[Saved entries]
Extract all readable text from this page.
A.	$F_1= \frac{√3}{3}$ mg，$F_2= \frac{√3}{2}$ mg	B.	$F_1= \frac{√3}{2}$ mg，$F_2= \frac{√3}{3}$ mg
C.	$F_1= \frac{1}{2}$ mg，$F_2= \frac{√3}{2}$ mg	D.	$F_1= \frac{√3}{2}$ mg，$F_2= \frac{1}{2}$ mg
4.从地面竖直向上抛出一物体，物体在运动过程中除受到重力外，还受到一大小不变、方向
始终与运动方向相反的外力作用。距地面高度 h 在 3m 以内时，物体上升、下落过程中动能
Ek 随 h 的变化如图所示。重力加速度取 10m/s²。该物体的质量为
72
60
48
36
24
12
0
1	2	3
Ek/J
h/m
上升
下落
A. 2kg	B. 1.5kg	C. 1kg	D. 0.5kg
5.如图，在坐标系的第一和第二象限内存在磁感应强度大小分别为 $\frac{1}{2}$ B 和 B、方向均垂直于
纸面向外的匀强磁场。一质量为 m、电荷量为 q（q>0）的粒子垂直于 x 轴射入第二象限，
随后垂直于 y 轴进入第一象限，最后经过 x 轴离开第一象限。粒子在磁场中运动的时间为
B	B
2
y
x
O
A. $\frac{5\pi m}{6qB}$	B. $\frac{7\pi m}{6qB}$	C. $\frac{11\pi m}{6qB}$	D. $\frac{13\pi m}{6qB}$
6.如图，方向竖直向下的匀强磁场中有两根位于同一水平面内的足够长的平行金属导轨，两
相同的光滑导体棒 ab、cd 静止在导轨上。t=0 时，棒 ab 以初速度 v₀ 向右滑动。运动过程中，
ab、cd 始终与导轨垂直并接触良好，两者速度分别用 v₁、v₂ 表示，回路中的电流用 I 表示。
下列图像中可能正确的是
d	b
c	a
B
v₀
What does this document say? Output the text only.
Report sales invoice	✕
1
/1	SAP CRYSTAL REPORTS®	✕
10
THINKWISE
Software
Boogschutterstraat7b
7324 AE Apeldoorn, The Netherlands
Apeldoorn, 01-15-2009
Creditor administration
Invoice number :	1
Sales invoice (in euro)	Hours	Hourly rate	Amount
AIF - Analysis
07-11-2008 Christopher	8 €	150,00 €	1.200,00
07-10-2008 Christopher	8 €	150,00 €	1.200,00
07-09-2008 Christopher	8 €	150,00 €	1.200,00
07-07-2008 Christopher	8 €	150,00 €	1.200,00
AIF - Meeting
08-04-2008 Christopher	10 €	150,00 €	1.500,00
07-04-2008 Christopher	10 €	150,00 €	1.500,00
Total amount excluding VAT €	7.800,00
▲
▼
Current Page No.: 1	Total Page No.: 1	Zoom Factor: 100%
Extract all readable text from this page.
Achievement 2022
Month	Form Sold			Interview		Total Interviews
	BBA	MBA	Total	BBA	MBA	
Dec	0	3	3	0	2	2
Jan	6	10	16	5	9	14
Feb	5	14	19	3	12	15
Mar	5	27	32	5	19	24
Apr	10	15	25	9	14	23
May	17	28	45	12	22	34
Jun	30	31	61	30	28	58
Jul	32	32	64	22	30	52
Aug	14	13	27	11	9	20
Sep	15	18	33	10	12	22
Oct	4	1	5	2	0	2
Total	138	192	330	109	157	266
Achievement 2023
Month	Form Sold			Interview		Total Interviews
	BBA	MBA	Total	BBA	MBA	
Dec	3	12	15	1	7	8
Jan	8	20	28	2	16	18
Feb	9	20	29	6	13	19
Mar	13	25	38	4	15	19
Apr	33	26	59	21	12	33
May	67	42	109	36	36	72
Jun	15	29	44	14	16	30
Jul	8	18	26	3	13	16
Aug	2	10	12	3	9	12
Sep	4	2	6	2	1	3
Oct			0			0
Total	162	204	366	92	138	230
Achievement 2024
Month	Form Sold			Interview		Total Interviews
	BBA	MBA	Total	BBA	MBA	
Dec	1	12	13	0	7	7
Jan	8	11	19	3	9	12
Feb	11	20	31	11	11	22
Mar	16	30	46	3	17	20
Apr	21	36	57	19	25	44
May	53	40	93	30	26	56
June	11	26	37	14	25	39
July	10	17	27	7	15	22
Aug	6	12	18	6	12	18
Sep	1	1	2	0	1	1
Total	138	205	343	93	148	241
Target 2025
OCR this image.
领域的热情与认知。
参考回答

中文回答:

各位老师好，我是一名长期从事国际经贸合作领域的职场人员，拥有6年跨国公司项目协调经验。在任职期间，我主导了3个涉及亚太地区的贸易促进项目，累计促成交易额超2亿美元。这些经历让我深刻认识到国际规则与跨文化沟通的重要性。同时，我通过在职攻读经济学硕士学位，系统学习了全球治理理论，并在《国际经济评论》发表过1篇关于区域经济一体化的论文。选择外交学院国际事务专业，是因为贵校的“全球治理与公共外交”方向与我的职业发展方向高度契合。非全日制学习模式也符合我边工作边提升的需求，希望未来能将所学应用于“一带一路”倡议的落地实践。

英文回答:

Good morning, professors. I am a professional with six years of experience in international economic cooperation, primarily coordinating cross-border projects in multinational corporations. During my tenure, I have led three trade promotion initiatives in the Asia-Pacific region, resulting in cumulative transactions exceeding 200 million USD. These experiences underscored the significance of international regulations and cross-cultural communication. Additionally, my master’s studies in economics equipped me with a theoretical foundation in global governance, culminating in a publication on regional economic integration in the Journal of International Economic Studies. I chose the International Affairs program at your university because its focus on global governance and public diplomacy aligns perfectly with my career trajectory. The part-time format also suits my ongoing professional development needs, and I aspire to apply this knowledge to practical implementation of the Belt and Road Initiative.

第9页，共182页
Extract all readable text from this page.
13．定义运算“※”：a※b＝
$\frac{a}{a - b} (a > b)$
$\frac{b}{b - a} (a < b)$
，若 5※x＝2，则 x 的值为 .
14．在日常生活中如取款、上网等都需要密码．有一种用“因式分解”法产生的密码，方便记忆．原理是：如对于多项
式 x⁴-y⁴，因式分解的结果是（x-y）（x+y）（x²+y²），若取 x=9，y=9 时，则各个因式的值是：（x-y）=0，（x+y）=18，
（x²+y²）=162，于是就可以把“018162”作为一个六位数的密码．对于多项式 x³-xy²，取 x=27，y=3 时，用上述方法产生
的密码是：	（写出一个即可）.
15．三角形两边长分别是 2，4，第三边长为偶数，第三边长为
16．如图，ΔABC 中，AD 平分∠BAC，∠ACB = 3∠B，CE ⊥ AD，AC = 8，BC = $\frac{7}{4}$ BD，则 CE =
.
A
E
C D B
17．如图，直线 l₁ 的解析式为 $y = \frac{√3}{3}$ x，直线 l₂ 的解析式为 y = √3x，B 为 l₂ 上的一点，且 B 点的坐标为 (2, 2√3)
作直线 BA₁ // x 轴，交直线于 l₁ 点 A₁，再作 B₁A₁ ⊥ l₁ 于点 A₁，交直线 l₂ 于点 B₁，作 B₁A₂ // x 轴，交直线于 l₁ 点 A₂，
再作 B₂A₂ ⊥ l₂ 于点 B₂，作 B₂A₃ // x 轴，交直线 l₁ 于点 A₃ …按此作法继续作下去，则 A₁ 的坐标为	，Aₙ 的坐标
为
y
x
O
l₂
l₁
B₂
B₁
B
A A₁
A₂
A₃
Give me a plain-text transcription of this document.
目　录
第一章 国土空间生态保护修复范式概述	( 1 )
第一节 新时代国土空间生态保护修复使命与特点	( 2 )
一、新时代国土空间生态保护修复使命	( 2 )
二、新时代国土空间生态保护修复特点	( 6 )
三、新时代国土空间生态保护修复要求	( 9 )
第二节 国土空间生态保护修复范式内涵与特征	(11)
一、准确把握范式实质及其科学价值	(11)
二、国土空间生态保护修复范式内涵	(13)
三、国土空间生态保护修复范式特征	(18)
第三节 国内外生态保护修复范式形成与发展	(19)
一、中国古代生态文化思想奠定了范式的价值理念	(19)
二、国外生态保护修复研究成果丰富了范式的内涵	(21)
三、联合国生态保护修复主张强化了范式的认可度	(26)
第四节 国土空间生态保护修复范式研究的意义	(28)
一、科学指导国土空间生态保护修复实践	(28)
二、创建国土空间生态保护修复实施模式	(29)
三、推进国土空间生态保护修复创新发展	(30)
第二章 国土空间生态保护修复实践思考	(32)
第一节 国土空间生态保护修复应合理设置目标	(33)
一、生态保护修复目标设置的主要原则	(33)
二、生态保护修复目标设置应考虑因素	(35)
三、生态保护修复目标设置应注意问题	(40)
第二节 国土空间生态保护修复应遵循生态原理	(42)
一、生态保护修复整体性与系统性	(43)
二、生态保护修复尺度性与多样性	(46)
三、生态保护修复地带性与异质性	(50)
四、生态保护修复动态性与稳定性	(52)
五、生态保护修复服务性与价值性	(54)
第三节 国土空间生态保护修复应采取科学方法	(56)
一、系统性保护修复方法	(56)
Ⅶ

■ Problem to solve:
Return from the data every line that holds "Achievement".

■ Result:
Achievement 2022
Achievement 2023
Achievement 2024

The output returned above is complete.